- EXERCISE DESCRIPTION
Scan the lines and state how many carry "REFUND". Leave out everything but the number.

- DATASET
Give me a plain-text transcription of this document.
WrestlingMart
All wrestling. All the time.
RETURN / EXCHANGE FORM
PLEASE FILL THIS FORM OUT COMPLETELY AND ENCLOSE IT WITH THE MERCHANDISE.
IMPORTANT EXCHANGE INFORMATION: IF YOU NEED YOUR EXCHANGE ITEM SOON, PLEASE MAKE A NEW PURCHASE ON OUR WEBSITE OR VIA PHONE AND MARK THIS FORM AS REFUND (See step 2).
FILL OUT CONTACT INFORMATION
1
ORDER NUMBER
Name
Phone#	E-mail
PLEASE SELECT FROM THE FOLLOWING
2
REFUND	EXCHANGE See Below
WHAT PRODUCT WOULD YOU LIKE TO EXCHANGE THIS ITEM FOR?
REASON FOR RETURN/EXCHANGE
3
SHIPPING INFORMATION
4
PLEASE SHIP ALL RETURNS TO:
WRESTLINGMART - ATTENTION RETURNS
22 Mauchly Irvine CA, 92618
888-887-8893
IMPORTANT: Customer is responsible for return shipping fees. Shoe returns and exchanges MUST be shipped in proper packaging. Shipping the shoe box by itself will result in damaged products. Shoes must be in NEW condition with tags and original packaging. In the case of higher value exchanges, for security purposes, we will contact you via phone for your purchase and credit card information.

- TASK RESPONSE
2